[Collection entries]

——

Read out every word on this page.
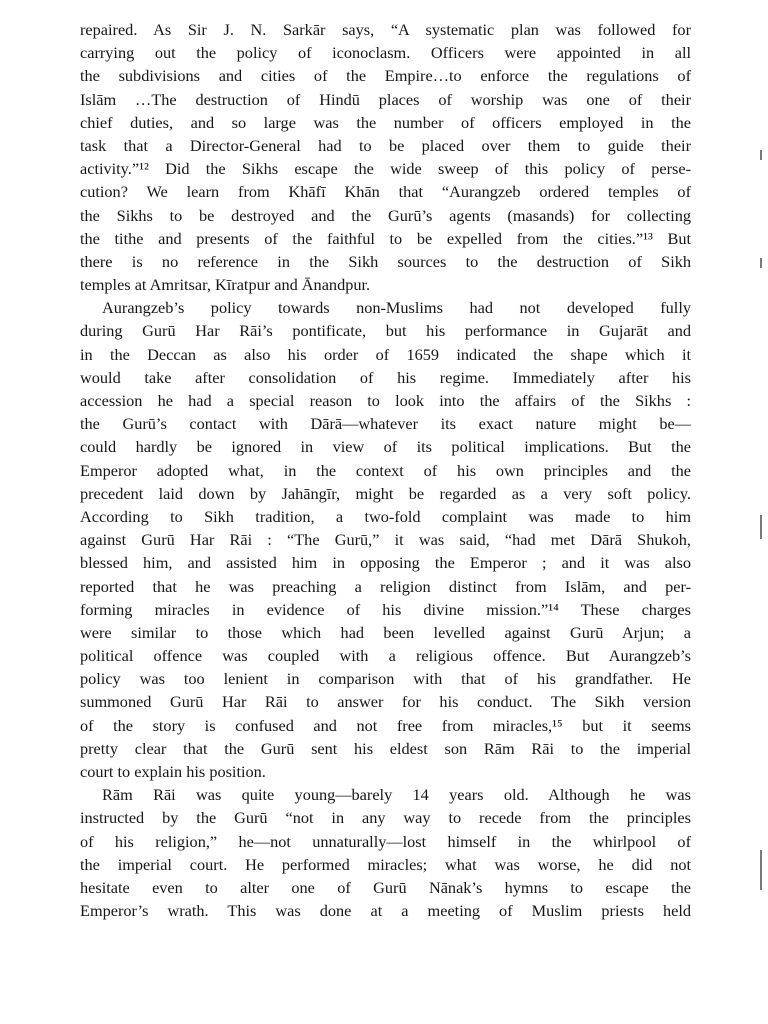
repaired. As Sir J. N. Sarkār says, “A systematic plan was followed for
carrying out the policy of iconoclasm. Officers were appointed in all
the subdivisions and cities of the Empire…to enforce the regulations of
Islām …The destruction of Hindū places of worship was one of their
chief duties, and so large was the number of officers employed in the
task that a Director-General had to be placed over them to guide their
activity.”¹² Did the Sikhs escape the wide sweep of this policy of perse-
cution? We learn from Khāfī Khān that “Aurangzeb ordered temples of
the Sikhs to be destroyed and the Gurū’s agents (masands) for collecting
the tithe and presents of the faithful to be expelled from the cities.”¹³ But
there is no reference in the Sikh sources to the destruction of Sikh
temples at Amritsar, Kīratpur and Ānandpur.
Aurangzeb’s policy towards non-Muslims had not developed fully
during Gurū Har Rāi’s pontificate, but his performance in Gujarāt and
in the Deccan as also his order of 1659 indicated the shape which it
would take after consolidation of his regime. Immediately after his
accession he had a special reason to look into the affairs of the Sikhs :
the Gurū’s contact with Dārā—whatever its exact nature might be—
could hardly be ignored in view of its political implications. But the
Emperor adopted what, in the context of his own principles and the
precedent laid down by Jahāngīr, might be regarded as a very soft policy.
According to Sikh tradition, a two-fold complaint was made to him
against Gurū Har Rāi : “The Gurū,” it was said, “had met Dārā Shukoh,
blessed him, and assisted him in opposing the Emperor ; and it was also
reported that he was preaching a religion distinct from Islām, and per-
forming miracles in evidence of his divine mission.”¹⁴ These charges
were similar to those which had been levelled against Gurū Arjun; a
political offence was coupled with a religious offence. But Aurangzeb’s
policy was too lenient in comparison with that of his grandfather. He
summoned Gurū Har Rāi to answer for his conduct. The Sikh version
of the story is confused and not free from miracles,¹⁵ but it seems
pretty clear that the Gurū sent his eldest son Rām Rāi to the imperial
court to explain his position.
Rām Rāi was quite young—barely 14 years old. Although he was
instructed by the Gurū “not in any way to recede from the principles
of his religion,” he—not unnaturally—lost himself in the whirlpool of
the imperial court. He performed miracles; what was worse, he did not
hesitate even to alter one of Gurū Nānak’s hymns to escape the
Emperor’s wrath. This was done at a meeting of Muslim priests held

——

WORK TO BE COMPLETED |
Print all of the records shown above exactly, leaving out each picture.

SOLVED PROBLEM |
Read out every word on this page.
repaired. As Sir J. N. Sarkār says, “A systematic plan was followed for
carrying out the policy of iconoclasm. Officers were appointed in all
the subdivisions and cities of the Empire…to enforce the regulations of
Islām …The destruction of Hindū places of worship was one of their
chief duties, and so large was the number of officers employed in the
task that a Director-General had to be placed over them to guide their
activity.”¹² Did the Sikhs escape the wide sweep of this policy of perse-
cution? We learn from Khāfī Khān that “Aurangzeb ordered temples of
the Sikhs to be destroyed and the Gurū’s agents (masands) for collecting
the tithe and presents of the faithful to be expelled from the cities.”¹³ But
there is no reference in the Sikh sources to the destruction of Sikh
temples at Amritsar, Kīratpur and Ānandpur.
Aurangzeb’s policy towards non-Muslims had not developed fully
during Gurū Har Rāi’s pontificate, but his performance in Gujarāt and
in the Deccan as also his order of 1659 indicated the shape which it
would take after consolidation of his regime. Immediately after his
accession he had a special reason to look into the affairs of the Sikhs :
the Gurū’s contact with Dārā—whatever its exact nature might be—
could hardly be ignored in view of its political implications. But the
Emperor adopted what, in the context of his own principles and the
precedent laid down by Jahāngīr, might be regarded as a very soft policy.
According to Sikh tradition, a two-fold complaint was made to him
against Gurū Har Rāi : “The Gurū,” it was said, “had met Dārā Shukoh,
blessed him, and assisted him in opposing the Emperor ; and it was also
reported that he was preaching a religion distinct from Islām, and per-
forming miracles in evidence of his divine mission.”¹⁴ These charges
were similar to those which had been levelled against Gurū Arjun; a
political offence was coupled with a religious offence. But Aurangzeb’s
policy was too lenient in comparison with that of his grandfather. He
summoned Gurū Har Rāi to answer for his conduct. The Sikh version
of the story is confused and not free from miracles,¹⁵ but it seems
pretty clear that the Gurū sent his eldest son Rām Rāi to the imperial
court to explain his position.
Rām Rāi was quite young—barely 14 years old. Although he was
instructed by the Gurū “not in any way to recede from the principles
of his religion,” he—not unnaturally—lost himself in the whirlpool of
the imperial court. He performed miracles; what was worse, he did not
hesitate even to alter one of Gurū Nānak’s hymns to escape the
Emperor’s wrath. This was done at a meeting of Muslim priests held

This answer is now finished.